Saved entries:

☆ ☆ ☆ ☆ ☆ ☆ ☆

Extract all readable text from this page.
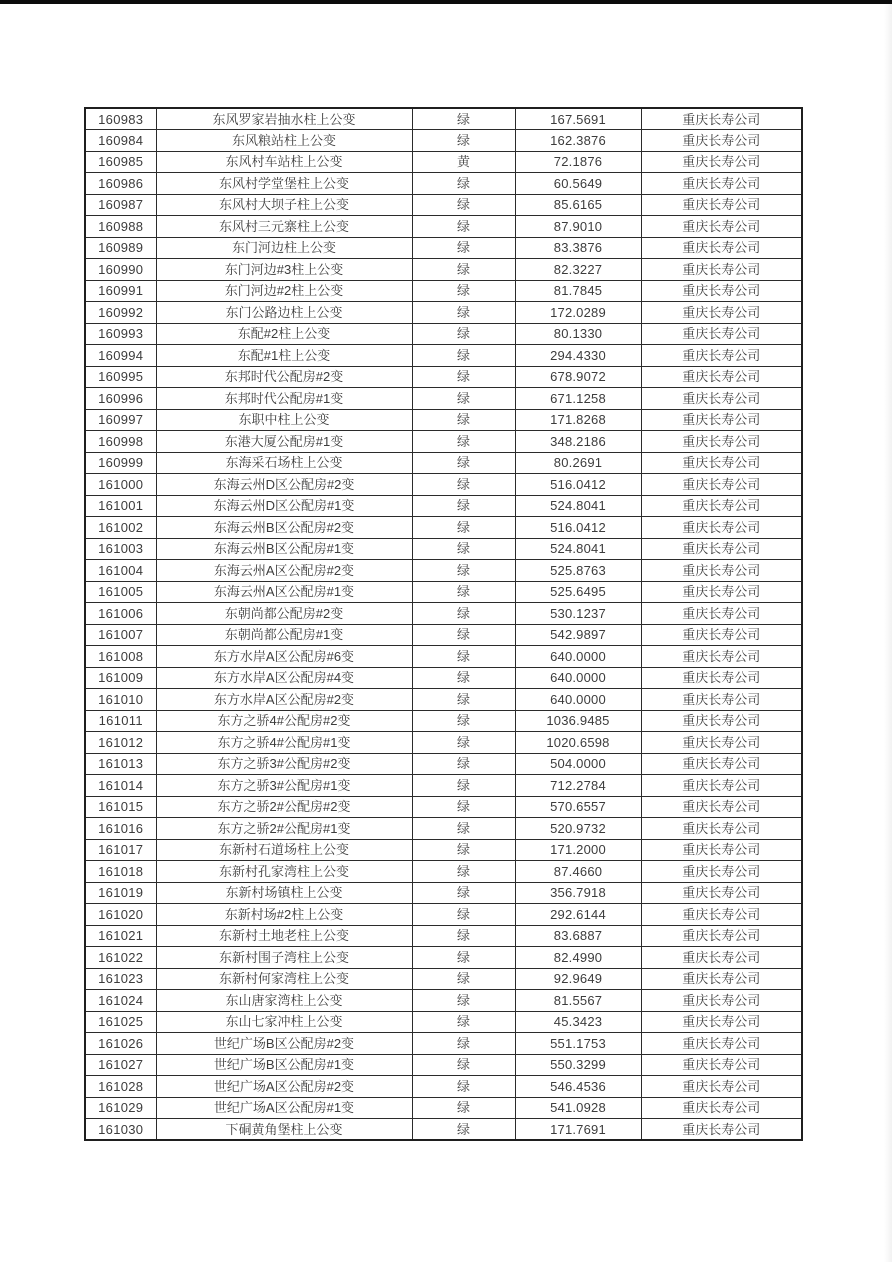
160983	东风罗家岩抽水柱上公变	绿	167.5691	重庆长寿公司
160984	东风粮站柱上公变	绿	162.3876	重庆长寿公司
160985	东风村车站柱上公变	黄	72.1876	重庆长寿公司
160986	东风村学堂堡柱上公变	绿	60.5649	重庆长寿公司
160987	东风村大坝子柱上公变	绿	85.6165	重庆长寿公司
160988	东风村三元寨柱上公变	绿	87.9010	重庆长寿公司
160989	东门河边柱上公变	绿	83.3876	重庆长寿公司
160990	东门河边#3柱上公变	绿	82.3227	重庆长寿公司
160991	东门河边#2柱上公变	绿	81.7845	重庆长寿公司
160992	东门公路边柱上公变	绿	172.0289	重庆长寿公司
160993	东配#2柱上公变	绿	80.1330	重庆长寿公司
160994	东配#1柱上公变	绿	294.4330	重庆长寿公司
160995	东邦时代公配房#2变	绿	678.9072	重庆长寿公司
160996	东邦时代公配房#1变	绿	671.1258	重庆长寿公司
160997	东职中柱上公变	绿	171.8268	重庆长寿公司
160998	东港大厦公配房#1变	绿	348.2186	重庆长寿公司
160999	东海采石场柱上公变	绿	80.2691	重庆长寿公司
161000	东海云州D区公配房#2变	绿	516.0412	重庆长寿公司
161001	东海云州D区公配房#1变	绿	524.8041	重庆长寿公司
161002	东海云州B区公配房#2变	绿	516.0412	重庆长寿公司
161003	东海云州B区公配房#1变	绿	524.8041	重庆长寿公司
161004	东海云州A区公配房#2变	绿	525.8763	重庆长寿公司
161005	东海云州A区公配房#1变	绿	525.6495	重庆长寿公司
161006	东朝尚都公配房#2变	绿	530.1237	重庆长寿公司
161007	东朝尚都公配房#1变	绿	542.9897	重庆长寿公司
161008	东方水岸A区公配房#6变	绿	640.0000	重庆长寿公司
161009	东方水岸A区公配房#4变	绿	640.0000	重庆长寿公司
161010	东方水岸A区公配房#2变	绿	640.0000	重庆长寿公司
161011	东方之骄4#公配房#2变	绿	1036.9485	重庆长寿公司
161012	东方之骄4#公配房#1变	绿	1020.6598	重庆长寿公司
161013	东方之骄3#公配房#2变	绿	504.0000	重庆长寿公司
161014	东方之骄3#公配房#1变	绿	712.2784	重庆长寿公司
161015	东方之骄2#公配房#2变	绿	570.6557	重庆长寿公司
161016	东方之骄2#公配房#1变	绿	520.9732	重庆长寿公司
161017	东新村石道场柱上公变	绿	171.2000	重庆长寿公司
161018	东新村孔家湾柱上公变	绿	87.4660	重庆长寿公司
161019	东新村场镇柱上公变	绿	356.7918	重庆长寿公司
161020	东新村场#2柱上公变	绿	292.6144	重庆长寿公司
161021	东新村土地老柱上公变	绿	83.6887	重庆长寿公司
161022	东新村围子湾柱上公变	绿	82.4990	重庆长寿公司
161023	东新村何家湾柱上公变	绿	92.9649	重庆长寿公司
161024	东山唐家湾柱上公变	绿	81.5567	重庆长寿公司
161025	东山七家冲柱上公变	绿	45.3423	重庆长寿公司
161026	世纪广场B区公配房#2变	绿	551.1753	重庆长寿公司
161027	世纪广场B区公配房#1变	绿	550.3299	重庆长寿公司
161028	世纪广场A区公配房#2变	绿	546.4536	重庆长寿公司
161029	世纪广场A区公配房#1变	绿	541.0928	重庆长寿公司
161030	下硐黄角堡柱上公变	绿	171.7691	重庆长寿公司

☆ ☆ ☆ ☆ ☆ ☆ ☆

Reproduce all of the data exactly; the pictures do not belong in the copy.

SOLUTION TO THIS TASK:
Extract all readable text from this page.
160983	东风罗家岩抽水柱上公变	绿	167.5691	重庆长寿公司
160984	东风粮站柱上公变	绿	162.3876	重庆长寿公司
160985	东风村车站柱上公变	黄	72.1876	重庆长寿公司
160986	东风村学堂堡柱上公变	绿	60.5649	重庆长寿公司
160987	东风村大坝子柱上公变	绿	85.6165	重庆长寿公司
160988	东风村三元寨柱上公变	绿	87.9010	重庆长寿公司
160989	东门河边柱上公变	绿	83.3876	重庆长寿公司
160990	东门河边#3柱上公变	绿	82.3227	重庆长寿公司
160991	东门河边#2柱上公变	绿	81.7845	重庆长寿公司
160992	东门公路边柱上公变	绿	172.0289	重庆长寿公司
160993	东配#2柱上公变	绿	80.1330	重庆长寿公司
160994	东配#1柱上公变	绿	294.4330	重庆长寿公司
160995	东邦时代公配房#2变	绿	678.9072	重庆长寿公司
160996	东邦时代公配房#1变	绿	671.1258	重庆长寿公司
160997	东职中柱上公变	绿	171.8268	重庆长寿公司
160998	东港大厦公配房#1变	绿	348.2186	重庆长寿公司
160999	东海采石场柱上公变	绿	80.2691	重庆长寿公司
161000	东海云州D区公配房#2变	绿	516.0412	重庆长寿公司
161001	东海云州D区公配房#1变	绿	524.8041	重庆长寿公司
161002	东海云州B区公配房#2变	绿	516.0412	重庆长寿公司
161003	东海云州B区公配房#1变	绿	524.8041	重庆长寿公司
161004	东海云州A区公配房#2变	绿	525.8763	重庆长寿公司
161005	东海云州A区公配房#1变	绿	525.6495	重庆长寿公司
161006	东朝尚都公配房#2变	绿	530.1237	重庆长寿公司
161007	东朝尚都公配房#1变	绿	542.9897	重庆长寿公司
161008	东方水岸A区公配房#6变	绿	640.0000	重庆长寿公司
161009	东方水岸A区公配房#4变	绿	640.0000	重庆长寿公司
161010	东方水岸A区公配房#2变	绿	640.0000	重庆长寿公司
161011	东方之骄4#公配房#2变	绿	1036.9485	重庆长寿公司
161012	东方之骄4#公配房#1变	绿	1020.6598	重庆长寿公司
161013	东方之骄3#公配房#2变	绿	504.0000	重庆长寿公司
161014	东方之骄3#公配房#1变	绿	712.2784	重庆长寿公司
161015	东方之骄2#公配房#2变	绿	570.6557	重庆长寿公司
161016	东方之骄2#公配房#1变	绿	520.9732	重庆长寿公司
161017	东新村石道场柱上公变	绿	171.2000	重庆长寿公司
161018	东新村孔家湾柱上公变	绿	87.4660	重庆长寿公司
161019	东新村场镇柱上公变	绿	356.7918	重庆长寿公司
161020	东新村场#2柱上公变	绿	292.6144	重庆长寿公司
161021	东新村土地老柱上公变	绿	83.6887	重庆长寿公司
161022	东新村围子湾柱上公变	绿	82.4990	重庆长寿公司
161023	东新村何家湾柱上公变	绿	92.9649	重庆长寿公司
161024	东山唐家湾柱上公变	绿	81.5567	重庆长寿公司
161025	东山七家冲柱上公变	绿	45.3423	重庆长寿公司
161026	世纪广场B区公配房#2变	绿	551.1753	重庆长寿公司
161027	世纪广场B区公配房#1变	绿	550.3299	重庆长寿公司
161028	世纪广场A区公配房#2变	绿	546.4536	重庆长寿公司
161029	世纪广场A区公配房#1变	绿	541.0928	重庆长寿公司
161030	下硐黄角堡柱上公变	绿	171.7691	重庆长寿公司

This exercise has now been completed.